▶ **Stored items from a collection**
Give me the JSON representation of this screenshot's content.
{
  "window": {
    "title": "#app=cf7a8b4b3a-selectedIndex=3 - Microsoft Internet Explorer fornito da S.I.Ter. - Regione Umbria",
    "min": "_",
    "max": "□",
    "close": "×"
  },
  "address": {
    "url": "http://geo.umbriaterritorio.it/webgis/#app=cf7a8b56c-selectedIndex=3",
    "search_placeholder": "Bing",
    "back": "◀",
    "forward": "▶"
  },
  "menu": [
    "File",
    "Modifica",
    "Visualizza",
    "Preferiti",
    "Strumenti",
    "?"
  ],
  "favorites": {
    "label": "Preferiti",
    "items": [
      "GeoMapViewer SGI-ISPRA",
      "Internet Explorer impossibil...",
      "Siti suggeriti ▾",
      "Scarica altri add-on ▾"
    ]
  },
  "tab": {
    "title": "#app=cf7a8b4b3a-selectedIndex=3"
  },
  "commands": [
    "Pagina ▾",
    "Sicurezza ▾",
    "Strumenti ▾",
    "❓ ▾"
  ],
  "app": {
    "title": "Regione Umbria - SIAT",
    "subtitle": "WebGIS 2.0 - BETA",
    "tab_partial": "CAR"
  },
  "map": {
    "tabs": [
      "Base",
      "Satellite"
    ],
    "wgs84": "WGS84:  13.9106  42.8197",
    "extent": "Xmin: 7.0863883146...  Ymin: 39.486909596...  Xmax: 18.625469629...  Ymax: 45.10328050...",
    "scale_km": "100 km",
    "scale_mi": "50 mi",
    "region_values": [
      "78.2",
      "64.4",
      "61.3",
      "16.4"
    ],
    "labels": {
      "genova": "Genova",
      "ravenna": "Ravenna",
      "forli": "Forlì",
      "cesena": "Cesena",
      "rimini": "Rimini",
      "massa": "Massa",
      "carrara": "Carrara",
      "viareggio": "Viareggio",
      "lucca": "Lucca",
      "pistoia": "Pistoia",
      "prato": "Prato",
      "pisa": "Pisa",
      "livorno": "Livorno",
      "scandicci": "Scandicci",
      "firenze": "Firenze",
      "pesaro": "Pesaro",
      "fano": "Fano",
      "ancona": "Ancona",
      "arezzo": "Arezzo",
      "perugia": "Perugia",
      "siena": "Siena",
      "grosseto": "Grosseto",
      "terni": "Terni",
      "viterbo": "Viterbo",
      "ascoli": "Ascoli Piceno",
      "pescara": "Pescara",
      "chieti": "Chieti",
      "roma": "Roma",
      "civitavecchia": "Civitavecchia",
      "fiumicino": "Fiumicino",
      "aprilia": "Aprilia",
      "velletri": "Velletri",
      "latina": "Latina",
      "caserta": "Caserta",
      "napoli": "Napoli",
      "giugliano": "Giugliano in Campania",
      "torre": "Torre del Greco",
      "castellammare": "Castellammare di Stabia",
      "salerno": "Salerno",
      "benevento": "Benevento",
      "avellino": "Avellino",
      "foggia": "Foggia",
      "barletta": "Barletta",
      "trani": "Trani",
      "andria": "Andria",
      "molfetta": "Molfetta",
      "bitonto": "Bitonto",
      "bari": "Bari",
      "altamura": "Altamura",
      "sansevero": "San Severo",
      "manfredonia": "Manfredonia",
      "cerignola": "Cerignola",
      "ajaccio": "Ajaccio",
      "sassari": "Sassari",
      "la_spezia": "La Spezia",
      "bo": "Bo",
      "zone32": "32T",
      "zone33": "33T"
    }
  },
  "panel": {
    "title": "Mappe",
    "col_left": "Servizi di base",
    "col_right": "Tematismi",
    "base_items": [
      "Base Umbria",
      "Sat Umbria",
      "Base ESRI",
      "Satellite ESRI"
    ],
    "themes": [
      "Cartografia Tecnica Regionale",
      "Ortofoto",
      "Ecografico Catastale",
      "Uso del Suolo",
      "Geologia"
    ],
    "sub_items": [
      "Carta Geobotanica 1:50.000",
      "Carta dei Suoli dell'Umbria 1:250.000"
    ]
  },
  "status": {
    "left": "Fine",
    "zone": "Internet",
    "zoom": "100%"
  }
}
---
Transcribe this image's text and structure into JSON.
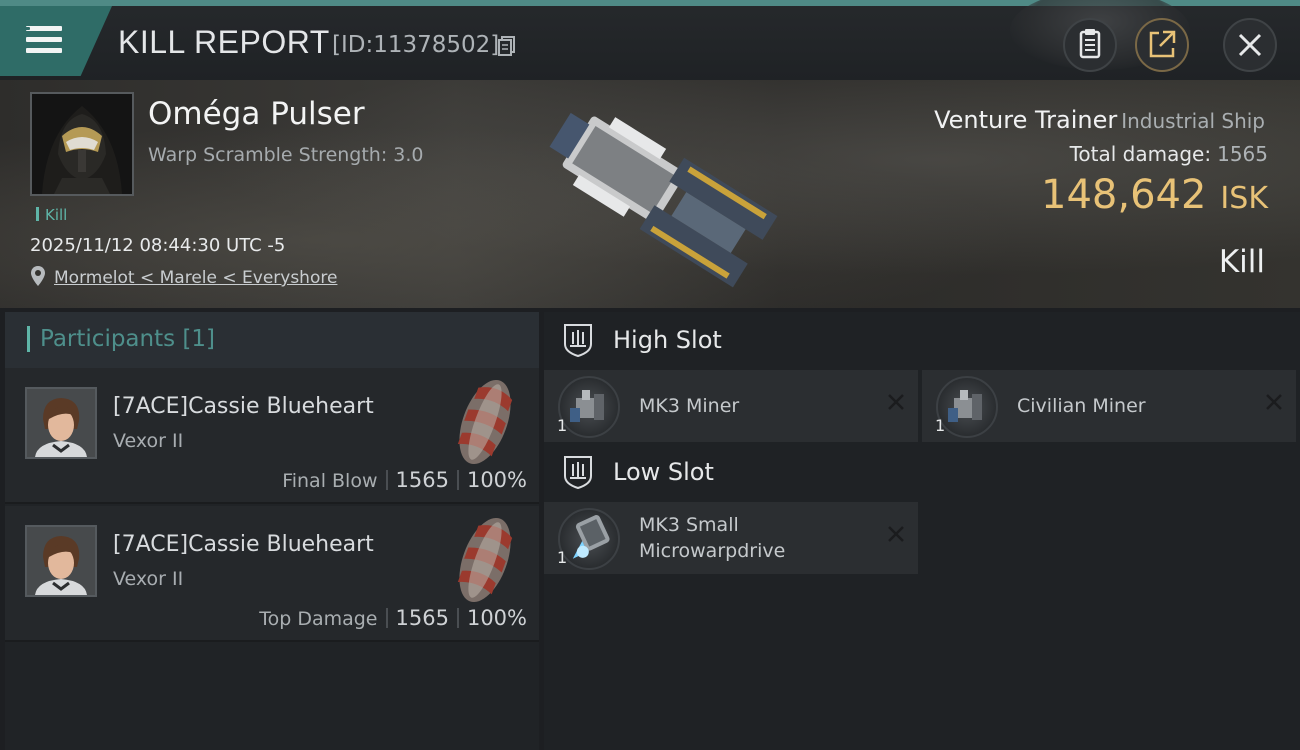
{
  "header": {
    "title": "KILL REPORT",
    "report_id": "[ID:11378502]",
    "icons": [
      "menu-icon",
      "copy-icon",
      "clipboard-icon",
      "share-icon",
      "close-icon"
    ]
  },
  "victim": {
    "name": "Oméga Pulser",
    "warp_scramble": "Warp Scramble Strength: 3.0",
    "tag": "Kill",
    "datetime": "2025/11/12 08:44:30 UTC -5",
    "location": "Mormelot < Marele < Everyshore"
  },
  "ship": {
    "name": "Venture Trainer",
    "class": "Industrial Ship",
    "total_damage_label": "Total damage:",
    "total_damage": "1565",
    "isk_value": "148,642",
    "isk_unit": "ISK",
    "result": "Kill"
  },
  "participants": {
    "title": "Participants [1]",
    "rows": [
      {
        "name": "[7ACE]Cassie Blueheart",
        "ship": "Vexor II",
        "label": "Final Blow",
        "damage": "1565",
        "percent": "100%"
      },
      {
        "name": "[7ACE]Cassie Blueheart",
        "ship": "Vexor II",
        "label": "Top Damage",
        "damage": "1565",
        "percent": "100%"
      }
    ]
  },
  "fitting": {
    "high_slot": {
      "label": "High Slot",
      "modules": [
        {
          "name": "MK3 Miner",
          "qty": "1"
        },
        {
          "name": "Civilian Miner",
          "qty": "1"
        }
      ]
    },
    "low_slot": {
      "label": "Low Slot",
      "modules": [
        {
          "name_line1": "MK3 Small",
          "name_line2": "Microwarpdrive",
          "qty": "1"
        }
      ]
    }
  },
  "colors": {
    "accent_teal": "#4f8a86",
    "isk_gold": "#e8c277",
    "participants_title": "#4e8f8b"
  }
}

▶ **Task brief**
Go through the data and gather every line that holds "Regione".

▶ **Response to the task**
    "title": "#app=cf7a8b4b3a-selectedIndex=3 - Microsoft Internet Explorer fornito da S.I.Ter. - Regione Umbria",
    "title": "Regione Umbria - SIAT",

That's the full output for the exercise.